═══ INPUT FOR THIS TASK
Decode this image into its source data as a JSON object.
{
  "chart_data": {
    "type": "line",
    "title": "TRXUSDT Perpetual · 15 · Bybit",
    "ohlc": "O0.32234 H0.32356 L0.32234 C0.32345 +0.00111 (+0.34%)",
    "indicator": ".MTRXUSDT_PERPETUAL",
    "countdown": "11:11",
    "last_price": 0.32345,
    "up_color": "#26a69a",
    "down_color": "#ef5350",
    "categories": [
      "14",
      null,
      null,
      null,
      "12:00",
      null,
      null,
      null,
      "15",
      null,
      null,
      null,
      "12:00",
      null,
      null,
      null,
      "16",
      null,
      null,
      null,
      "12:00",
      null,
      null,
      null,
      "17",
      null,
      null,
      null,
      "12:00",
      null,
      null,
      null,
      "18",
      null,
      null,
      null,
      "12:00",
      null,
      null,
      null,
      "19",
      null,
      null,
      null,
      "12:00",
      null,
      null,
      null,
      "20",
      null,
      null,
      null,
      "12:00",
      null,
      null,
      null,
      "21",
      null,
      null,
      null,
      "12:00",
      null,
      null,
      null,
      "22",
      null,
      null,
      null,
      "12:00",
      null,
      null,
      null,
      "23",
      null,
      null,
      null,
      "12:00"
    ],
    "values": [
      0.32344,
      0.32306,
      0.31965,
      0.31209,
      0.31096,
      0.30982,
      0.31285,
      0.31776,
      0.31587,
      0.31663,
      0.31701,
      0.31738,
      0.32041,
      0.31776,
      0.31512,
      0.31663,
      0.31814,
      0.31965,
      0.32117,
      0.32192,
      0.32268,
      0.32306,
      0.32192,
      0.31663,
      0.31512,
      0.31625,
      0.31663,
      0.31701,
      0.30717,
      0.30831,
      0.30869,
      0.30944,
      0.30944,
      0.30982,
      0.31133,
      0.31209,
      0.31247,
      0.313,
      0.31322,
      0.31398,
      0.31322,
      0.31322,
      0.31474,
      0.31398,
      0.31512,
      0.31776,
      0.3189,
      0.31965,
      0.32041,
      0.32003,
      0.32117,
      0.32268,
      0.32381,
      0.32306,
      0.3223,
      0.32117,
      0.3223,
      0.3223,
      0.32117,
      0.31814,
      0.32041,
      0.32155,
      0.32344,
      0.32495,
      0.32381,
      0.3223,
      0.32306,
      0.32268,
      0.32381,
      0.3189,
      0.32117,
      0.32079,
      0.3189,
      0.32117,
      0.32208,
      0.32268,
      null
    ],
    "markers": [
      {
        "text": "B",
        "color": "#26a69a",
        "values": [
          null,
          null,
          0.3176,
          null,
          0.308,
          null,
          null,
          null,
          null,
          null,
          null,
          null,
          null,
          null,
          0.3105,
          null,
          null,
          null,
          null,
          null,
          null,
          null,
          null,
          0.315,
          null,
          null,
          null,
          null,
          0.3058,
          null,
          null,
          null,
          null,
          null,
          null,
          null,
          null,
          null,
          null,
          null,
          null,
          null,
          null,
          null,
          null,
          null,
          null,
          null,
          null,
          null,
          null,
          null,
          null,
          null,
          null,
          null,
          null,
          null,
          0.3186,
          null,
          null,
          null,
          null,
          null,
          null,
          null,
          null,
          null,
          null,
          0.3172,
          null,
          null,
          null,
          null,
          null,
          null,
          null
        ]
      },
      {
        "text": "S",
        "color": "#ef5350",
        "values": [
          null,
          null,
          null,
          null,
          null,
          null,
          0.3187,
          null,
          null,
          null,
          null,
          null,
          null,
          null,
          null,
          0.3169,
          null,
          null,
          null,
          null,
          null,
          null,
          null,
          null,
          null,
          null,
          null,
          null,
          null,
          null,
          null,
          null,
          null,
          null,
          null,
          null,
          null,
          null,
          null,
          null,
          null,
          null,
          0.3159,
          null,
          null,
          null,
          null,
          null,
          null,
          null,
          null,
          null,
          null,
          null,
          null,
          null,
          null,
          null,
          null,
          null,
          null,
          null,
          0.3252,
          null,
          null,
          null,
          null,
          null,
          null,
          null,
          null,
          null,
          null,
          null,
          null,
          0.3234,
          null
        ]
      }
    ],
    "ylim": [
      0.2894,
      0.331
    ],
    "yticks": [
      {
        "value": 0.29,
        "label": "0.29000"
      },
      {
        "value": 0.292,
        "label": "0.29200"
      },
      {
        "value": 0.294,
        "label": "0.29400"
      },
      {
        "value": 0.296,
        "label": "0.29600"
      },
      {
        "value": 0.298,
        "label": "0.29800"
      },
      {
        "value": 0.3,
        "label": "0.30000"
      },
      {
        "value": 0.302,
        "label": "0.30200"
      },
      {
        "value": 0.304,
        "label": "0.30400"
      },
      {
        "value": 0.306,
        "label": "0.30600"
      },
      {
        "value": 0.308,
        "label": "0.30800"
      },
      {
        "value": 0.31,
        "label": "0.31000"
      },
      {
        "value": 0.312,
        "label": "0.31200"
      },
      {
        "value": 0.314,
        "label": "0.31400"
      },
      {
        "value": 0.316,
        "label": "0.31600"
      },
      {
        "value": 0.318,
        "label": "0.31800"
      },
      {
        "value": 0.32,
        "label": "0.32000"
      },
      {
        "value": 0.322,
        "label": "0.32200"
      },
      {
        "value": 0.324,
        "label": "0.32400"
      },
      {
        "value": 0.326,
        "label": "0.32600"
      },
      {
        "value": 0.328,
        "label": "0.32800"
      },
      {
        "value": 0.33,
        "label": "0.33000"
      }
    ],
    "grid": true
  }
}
══════
**SET TASK**
Copy all data exactly, start to finish.

**RESPONSE**
Decode this image into its source data as a JSON object.
{
  "chart_data": {
    "type": "line",
    "title": "TRXUSDT Perpetual · 15 · Bybit",
    "ohlc": "O0.32234 H0.32356 L0.32234 C0.32345 +0.00111 (+0.34%)",
    "indicator": ".MTRXUSDT_PERPETUAL",
    "countdown": "11:11",
    "last_price": 0.32345,
    "up_color": "#26a69a",
    "down_color": "#ef5350",
    "categories": [
      "14",
      null,
      null,
      null,
      "12:00",
      null,
      null,
      null,
      "15",
      null,
      null,
      null,
      "12:00",
      null,
      null,
      null,
      "16",
      null,
      null,
      null,
      "12:00",
      null,
      null,
      null,
      "17",
      null,
      null,
      null,
      "12:00",
      null,
      null,
      null,
      "18",
      null,
      null,
      null,
      "12:00",
      null,
      null,
      null,
      "19",
      null,
      null,
      null,
      "12:00",
      null,
      null,
      null,
      "20",
      null,
      null,
      null,
      "12:00",
      null,
      null,
      null,
      "21",
      null,
      null,
      null,
      "12:00",
      null,
      null,
      null,
      "22",
      null,
      null,
      null,
      "12:00",
      null,
      null,
      null,
      "23",
      null,
      null,
      null,
      "12:00"
    ],
    "values": [
      0.32344,
      0.32306,
      0.31965,
      0.31209,
      0.31096,
      0.30982,
      0.31285,
      0.31776,
      0.31587,
      0.31663,
      0.31701,
      0.31738,
      0.32041,
      0.31776,
      0.31512,
      0.31663,
      0.31814,
      0.31965,
      0.32117,
      0.32192,
      0.32268,
      0.32306,
      0.32192,
      0.31663,
      0.31512,
      0.31625,
      0.31663,
      0.31701,
      0.30717,
      0.30831,
      0.30869,
      0.30944,
      0.30944,
      0.30982,
      0.31133,
      0.31209,
      0.31247,
      0.313,
      0.31322,
      0.31398,
      0.31322,
      0.31322,
      0.31474,
      0.31398,
      0.31512,
      0.31776,
      0.3189,
      0.31965,
      0.32041,
      0.32003,
      0.32117,
      0.32268,
      0.32381,
      0.32306,
      0.3223,
      0.32117,
      0.3223,
      0.3223,
      0.32117,
      0.31814,
      0.32041,
      0.32155,
      0.32344,
      0.32495,
      0.32381,
      0.3223,
      0.32306,
      0.32268,
      0.32381,
      0.3189,
      0.32117,
      0.32079,
      0.3189,
      0.32117,
      0.32208,
      0.32268,
      null
    ],
    "markers": [
      {
        "text": "B",
        "color": "#26a69a",
        "values": [
          null,
          null,
          0.3176,
          null,
          0.308,
          null,
          null,
          null,
          null,
          null,
          null,
          null,
          null,
          null,
          0.3105,
          null,
          null,
          null,
          null,
          null,
          null,
          null,
          null,
          0.315,
          null,
          null,
          null,
          null,
          0.3058,
          null,
          null,
          null,
          null,
          null,
          null,
          null,
          null,
          null,
          null,
          null,
          null,
          null,
          null,
          null,
          null,
          null,
          null,
          null,
          null,
          null,
          null,
          null,
          null,
          null,
          null,
          null,
          null,
          null,
          0.3186,
          null,
          null,
          null,
          null,
          null,
          null,
          null,
          null,
          null,
          null,
          0.3172,
          null,
          null,
          null,
          null,
          null,
          null,
          null
        ]
      },
      {
        "text": "S",
        "color": "#ef5350",
        "values": [
          null,
          null,
          null,
          null,
          null,
          null,
          0.3187,
          null,
          null,
          null,
          null,
          null,
          null,
          null,
          null,
          0.3169,
          null,
          null,
          null,
          null,
          null,
          null,
          null,
          null,
          null,
          null,
          null,
          null,
          null,
          null,
          null,
          null,
          null,
          null,
          null,
          null,
          null,
          null,
          null,
          null,
          null,
          null,
          0.3159,
          null,
          null,
          null,
          null,
          null,
          null,
          null,
          null,
          null,
          null,
          null,
          null,
          null,
          null,
          null,
          null,
          null,
          null,
          null,
          0.3252,
          null,
          null,
          null,
          null,
          null,
          null,
          null,
          null,
          null,
          null,
          null,
          null,
          0.3234,
          null
        ]
      }
    ],
    "ylim": [
      0.2894,
      0.331
    ],
    "yticks": [
      {
        "value": 0.29,
        "label": "0.29000"
      },
      {
        "value": 0.292,
        "label": "0.29200"
      },
      {
        "value": 0.294,
        "label": "0.29400"
      },
      {
        "value": 0.296,
        "label": "0.29600"
      },
      {
        "value": 0.298,
        "label": "0.29800"
      },
      {
        "value": 0.3,
        "label": "0.30000"
      },
      {
        "value": 0.302,
        "label": "0.30200"
      },
      {
        "value": 0.304,
        "label": "0.30400"
      },
      {
        "value": 0.306,
        "label": "0.30600"
      },
      {
        "value": 0.308,
        "label": "0.30800"
      },
      {
        "value": 0.31,
        "label": "0.31000"
      },
      {
        "value": 0.312,
        "label": "0.31200"
      },
      {
        "value": 0.314,
        "label": "0.31400"
      },
      {
        "value": 0.316,
        "label": "0.31600"
      },
      {
        "value": 0.318,
        "label": "0.31800"
      },
      {
        "value": 0.32,
        "label": "0.32000"
      },
      {
        "value": 0.322,
        "label": "0.32200"
      },
      {
        "value": 0.324,
        "label": "0.32400"
      },
      {
        "value": 0.326,
        "label": "0.32600"
      },
      {
        "value": 0.328,
        "label": "0.32800"
      },
      {
        "value": 0.33,
        "label": "0.33000"
      }
    ],
    "grid": true
  }
}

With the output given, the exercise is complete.